[begin Information given]

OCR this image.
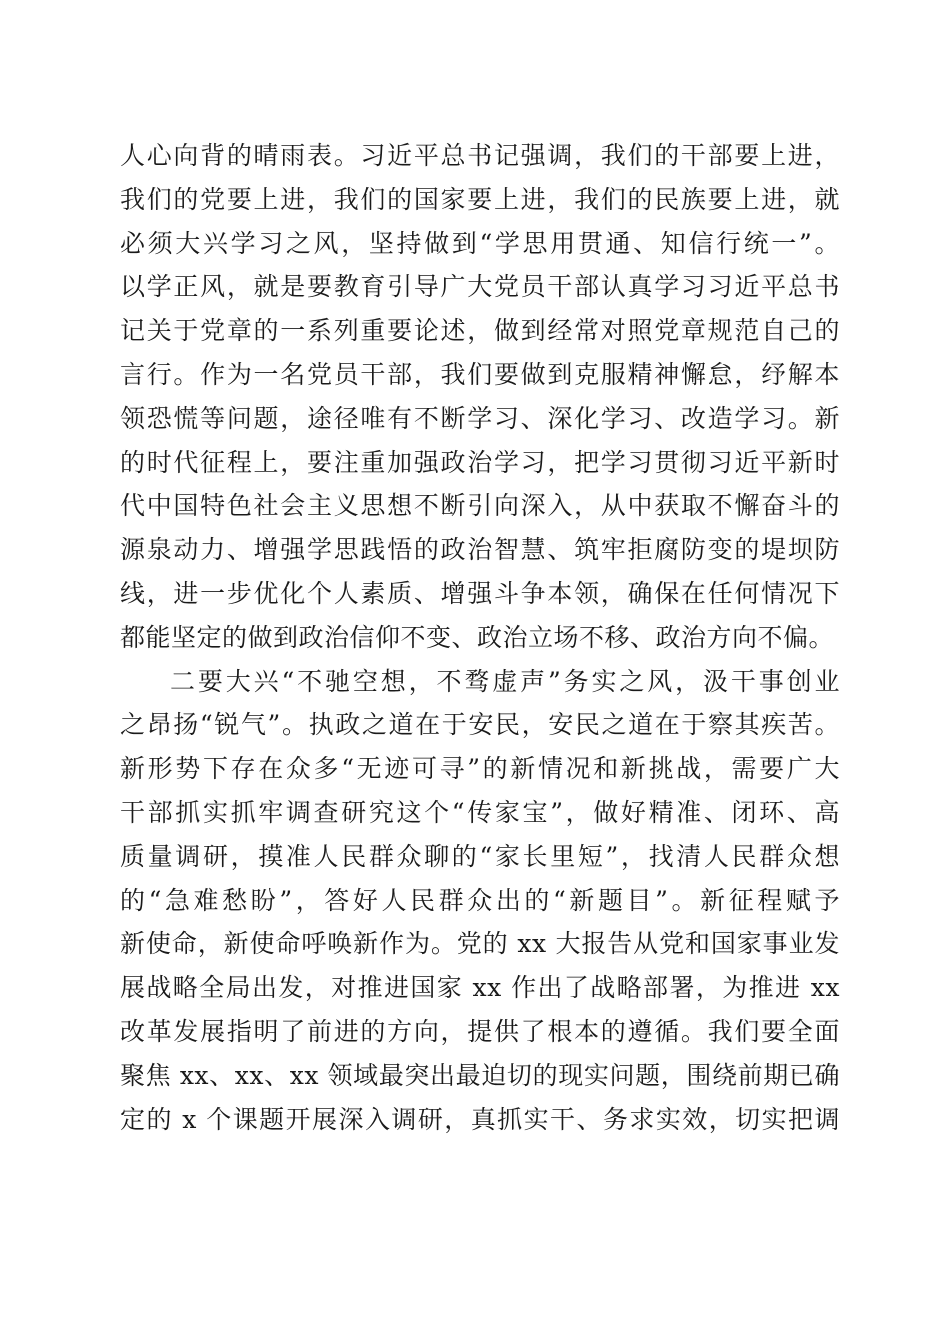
人心向背的晴雨表。习近平总书记强调，我们的干部要上进，
我们的党要上进，我们的国家要上进，我们的民族要上进，就
必须大兴学习之风，坚持做到“学思用贯通、知信行统一”。
以学正风，就是要教育引导广大党员干部认真学习习近平总书
记关于党章的一系列重要论述，做到经常对照党章规范自己的
言行。作为一名党员干部，我们要做到克服精神懈怠，纾解本
领恐慌等问题，途径唯有不断学习、深化学习、改造学习。新
的时代征程上，要注重加强政治学习，把学习贯彻习近平新时
代中国特色社会主义思想不断引向深入，从中获取不懈奋斗的
源泉动力、增强学思践悟的政治智慧、筑牢拒腐防变的堤坝防
线，进一步优化个人素质、增强斗争本领，确保在任何情况下
都能坚定的做到政治信仰不变、政治立场不移、政治方向不偏。
二要大兴“不驰空想，不骛虚声”务实之风，汲干事创业
之昂扬“锐气”。执政之道在于安民，安民之道在于察其疾苦。
新形势下存在众多“无迹可寻”的新情况和新挑战，需要广大
干部抓实抓牢调查研究这个“传家宝”，做好精准、闭环、高
质量调研，摸准人民群众聊的“家长里短”，找清人民群众想
的“急难愁盼”，答好人民群众出的“新题目”。新征程赋予
新使命，新使命呼唤新作为。党的 xx 大报告从党和国家事业发
展战略全局出发，对推进国家 xx 作出了战略部署，为推进 xx
改革发展指明了前进的方向，提供了根本的遵循。我们要全面
聚焦 xx、xx、xx 领域最突出最迫切的现实问题，围绕前期已确
定的 x 个课题开展深入调研，真抓实干、务求实效，切实把调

[end Information given]

#### Exercise brief:
The entries above are to be returned exactly, without their pictures.

#### Response:
OCR this image.
人心向背的晴雨表。习近平总书记强调，我们的干部要上进，
我们的党要上进，我们的国家要上进，我们的民族要上进，就
必须大兴学习之风，坚持做到“学思用贯通、知信行统一”。
以学正风，就是要教育引导广大党员干部认真学习习近平总书
记关于党章的一系列重要论述，做到经常对照党章规范自己的
言行。作为一名党员干部，我们要做到克服精神懈怠，纾解本
领恐慌等问题，途径唯有不断学习、深化学习、改造学习。新
的时代征程上，要注重加强政治学习，把学习贯彻习近平新时
代中国特色社会主义思想不断引向深入，从中获取不懈奋斗的
源泉动力、增强学思践悟的政治智慧、筑牢拒腐防变的堤坝防
线，进一步优化个人素质、增强斗争本领，确保在任何情况下
都能坚定的做到政治信仰不变、政治立场不移、政治方向不偏。
二要大兴“不驰空想，不骛虚声”务实之风，汲干事创业
之昂扬“锐气”。执政之道在于安民，安民之道在于察其疾苦。
新形势下存在众多“无迹可寻”的新情况和新挑战，需要广大
干部抓实抓牢调查研究这个“传家宝”，做好精准、闭环、高
质量调研，摸准人民群众聊的“家长里短”，找清人民群众想
的“急难愁盼”，答好人民群众出的“新题目”。新征程赋予
新使命，新使命呼唤新作为。党的 xx 大报告从党和国家事业发
展战略全局出发，对推进国家 xx 作出了战略部署，为推进 xx
改革发展指明了前进的方向，提供了根本的遵循。我们要全面
聚焦 xx、xx、xx 领域最突出最迫切的现实问题，围绕前期已确
定的 x 个课题开展深入调研，真抓实干、务求实效，切实把调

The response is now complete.